Exercise prompt — Your task is to repeat the entries word for word while leaving out the pictures.

.....

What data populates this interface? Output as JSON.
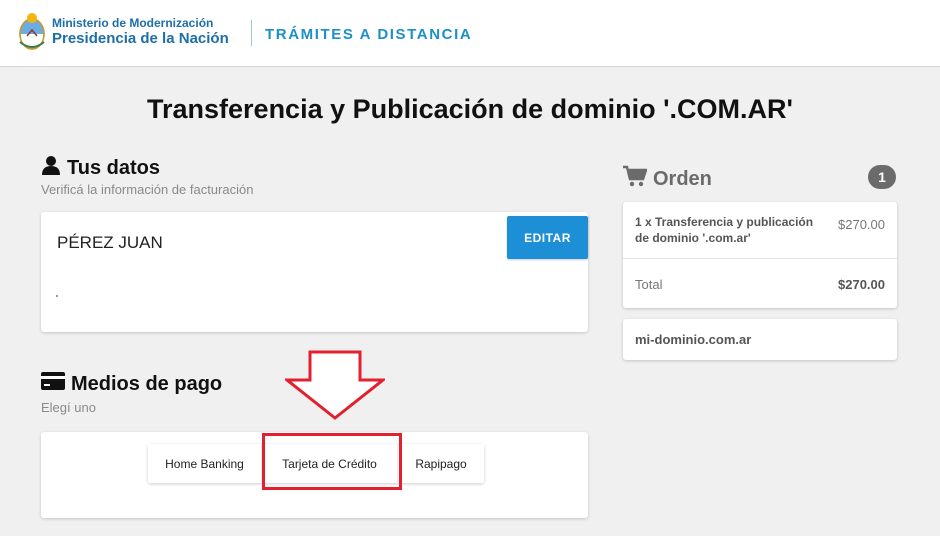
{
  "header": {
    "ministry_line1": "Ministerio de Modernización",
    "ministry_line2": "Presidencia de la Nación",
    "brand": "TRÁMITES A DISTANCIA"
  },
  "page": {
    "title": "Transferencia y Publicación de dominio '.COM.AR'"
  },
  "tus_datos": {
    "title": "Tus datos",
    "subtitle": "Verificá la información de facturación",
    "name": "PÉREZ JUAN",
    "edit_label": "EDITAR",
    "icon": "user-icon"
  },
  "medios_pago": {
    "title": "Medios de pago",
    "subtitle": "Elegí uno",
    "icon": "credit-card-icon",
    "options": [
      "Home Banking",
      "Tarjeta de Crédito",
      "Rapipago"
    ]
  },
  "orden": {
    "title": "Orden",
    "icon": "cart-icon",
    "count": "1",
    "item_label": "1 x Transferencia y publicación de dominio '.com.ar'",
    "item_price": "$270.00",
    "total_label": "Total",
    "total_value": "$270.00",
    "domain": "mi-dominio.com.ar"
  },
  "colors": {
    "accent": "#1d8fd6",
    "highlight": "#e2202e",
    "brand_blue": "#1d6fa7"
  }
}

.....

Correct result —
What data populates this interface? Output as JSON.
{
  "header": {
    "ministry_line1": "Ministerio de Modernización",
    "ministry_line2": "Presidencia de la Nación",
    "brand": "TRÁMITES A DISTANCIA"
  },
  "page": {
    "title": "Transferencia y Publicación de dominio '.COM.AR'"
  },
  "tus_datos": {
    "title": "Tus datos",
    "subtitle": "Verificá la información de facturación",
    "name": "PÉREZ JUAN",
    "edit_label": "EDITAR",
    "icon": "user-icon"
  },
  "medios_pago": {
    "title": "Medios de pago",
    "subtitle": "Elegí uno",
    "icon": "credit-card-icon",
    "options": [
      "Home Banking",
      "Tarjeta de Crédito",
      "Rapipago"
    ]
  },
  "orden": {
    "title": "Orden",
    "icon": "cart-icon",
    "count": "1",
    "item_label": "1 x Transferencia y publicación de dominio '.com.ar'",
    "item_price": "$270.00",
    "total_label": "Total",
    "total_value": "$270.00",
    "domain": "mi-dominio.com.ar"
  },
  "colors": {
    "accent": "#1d8fd6",
    "highlight": "#e2202e",
    "brand_blue": "#1d6fa7"
  }
}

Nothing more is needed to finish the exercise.